Exclude the pictures and return every line exactly as written.

####################

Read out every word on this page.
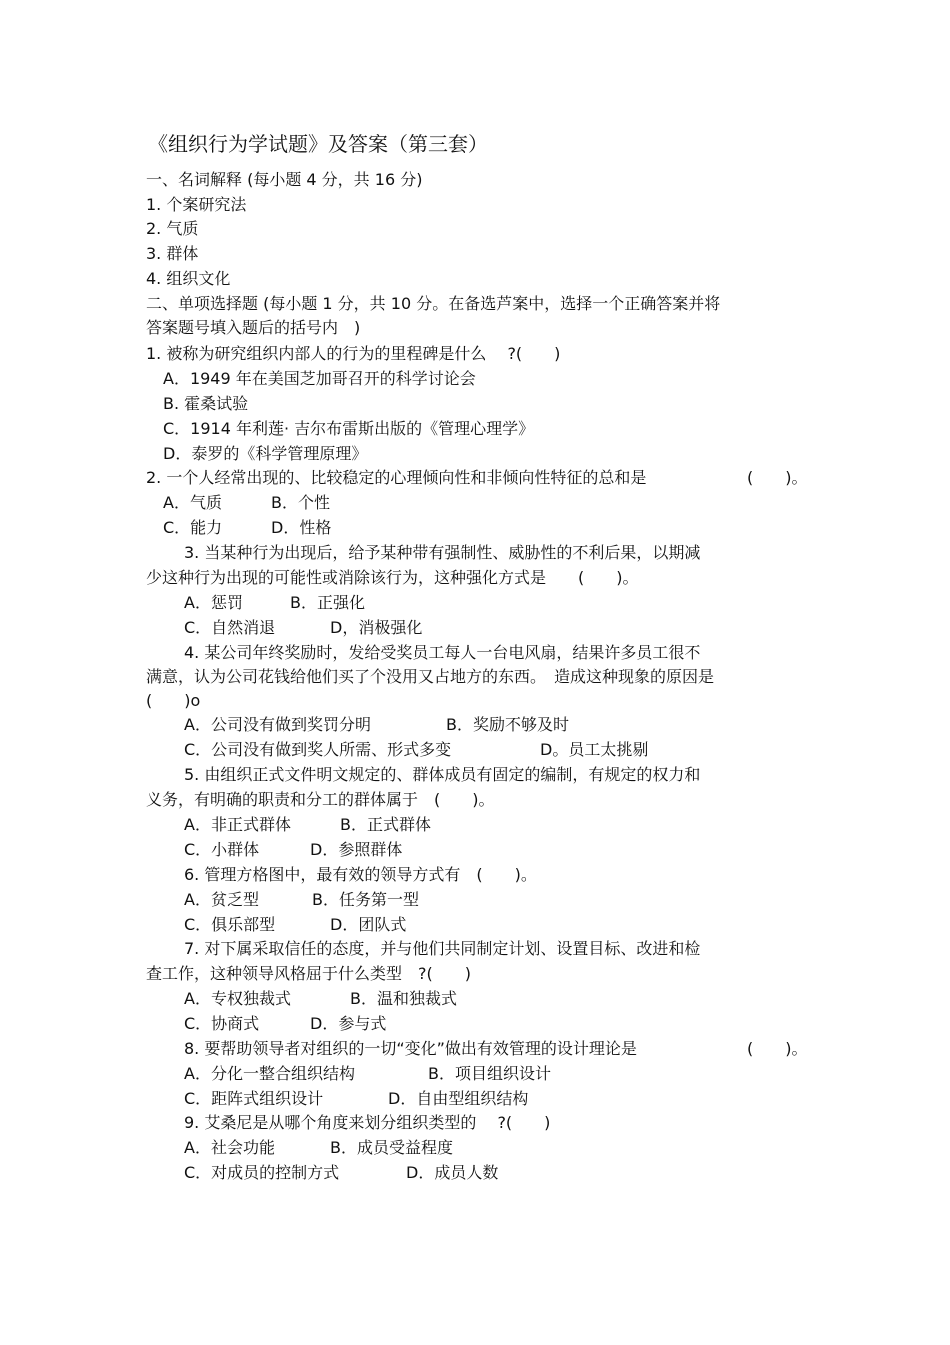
《组织行为学试题》及答案（第三套）
一、名词解释 (每小题 4 分，共 16 分)
1. 个案研究法
2. 气质
3. 群体
4. 组织文化
二、单项选择题 (每小题 1 分，共 10 分。在备选芦案中，选择一个正确答案并将
答案题号填入题后的括号内　)
1. 被称为研究组织内部人的行为的里程碑是什么　 ?(　　)
A．1949 年在美国芝加哥召开的科学讨论会
B. 霍桑试验
C．1914 年利莲· 吉尔布雷斯出版的《管理心理学》
D．泰罗的《科学管理原理》
2. 一个人经常出现的、比较稳定的心理倾向性和非倾向性特征的总和是	(　　)。
A．气质	B．个性
C．能力	D．性格
3. 当某种行为出现后，给予某种带有强制性、威胁性的不利后果，以期减
少这种行为出现的可能性或消除该行为，这种强化方式是　　(　　)。
A．惩罚	B．正强化
C．自然消退	D，消极强化
4. 某公司年终奖励时，发给受奖员工每人一台电风扇，结果许多员工很不
满意，认为公司花钱给他们买了个没用又占地方的东西。　造成这种现象的原因是
(　　)o
A．公司没有做到奖罚分明	B．奖励不够及时
C．公司没有做到奖人所需、形式多变	D。员工太挑剔
5. 由组织正式文件明文规定的、群体成员有固定的编制，有规定的权力和
义务，有明确的职责和分工的群体属于　(　　)。
A．非正式群体	B．正式群体
C．小群体	D．参照群体
6. 管理方格图中，最有效的领导方式有　(　　)。
A．贫乏型	B．任务第一型
C．俱乐部型	D．团队式
7. 对下属采取信任的态度，并与他们共同制定计划、设置目标、改进和检
查工作，这种领导风格屈于什么类型　?(　　)
A．专权独裁式	B．温和独裁式
C．协商式	D．参与式
8. 要帮助领导者对组织的一切“变化”做出有效管理的设计理论是	(　　)。
A．分化一整合组织结构	B．项目组织设计
C．距阵式组织设计	D．自由型组织结构
9. 艾桑尼是从哪个角度来划分组织类型的　 ?(　　)
A．社会功能	B．成员受益程度
C．对成员的控制方式	D．成员人数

####################

= RESPONSE =
Read out every word on this page.
《组织行为学试题》及答案（第三套）
一、名词解释 (每小题 4 分，共 16 分)
1. 个案研究法
2. 气质
3. 群体
4. 组织文化
二、单项选择题 (每小题 1 分，共 10 分。在备选芦案中，选择一个正确答案并将
答案题号填入题后的括号内　)
1. 被称为研究组织内部人的行为的里程碑是什么　 ?(　　)
A．1949 年在美国芝加哥召开的科学讨论会
B. 霍桑试验
C．1914 年利莲· 吉尔布雷斯出版的《管理心理学》
D．泰罗的《科学管理原理》
2. 一个人经常出现的、比较稳定的心理倾向性和非倾向性特征的总和是	(　　)。
A．气质	B．个性
C．能力	D．性格
3. 当某种行为出现后，给予某种带有强制性、威胁性的不利后果，以期减
少这种行为出现的可能性或消除该行为，这种强化方式是　　(　　)。
A．惩罚	B．正强化
C．自然消退	D，消极强化
4. 某公司年终奖励时，发给受奖员工每人一台电风扇，结果许多员工很不
满意，认为公司花钱给他们买了个没用又占地方的东西。　造成这种现象的原因是
(　　)o
A．公司没有做到奖罚分明	B．奖励不够及时
C．公司没有做到奖人所需、形式多变	D。员工太挑剔
5. 由组织正式文件明文规定的、群体成员有固定的编制，有规定的权力和
义务，有明确的职责和分工的群体属于　(　　)。
A．非正式群体	B．正式群体
C．小群体	D．参照群体
6. 管理方格图中，最有效的领导方式有　(　　)。
A．贫乏型	B．任务第一型
C．俱乐部型	D．团队式
7. 对下属采取信任的态度，并与他们共同制定计划、设置目标、改进和检
查工作，这种领导风格屈于什么类型　?(　　)
A．专权独裁式	B．温和独裁式
C．协商式	D．参与式
8. 要帮助领导者对组织的一切“变化”做出有效管理的设计理论是	(　　)。
A．分化一整合组织结构	B．项目组织设计
C．距阵式组织设计	D．自由型组织结构
9. 艾桑尼是从哪个角度来划分组织类型的　 ?(　　)
A．社会功能	B．成员受益程度
C．对成员的控制方式	D．成员人数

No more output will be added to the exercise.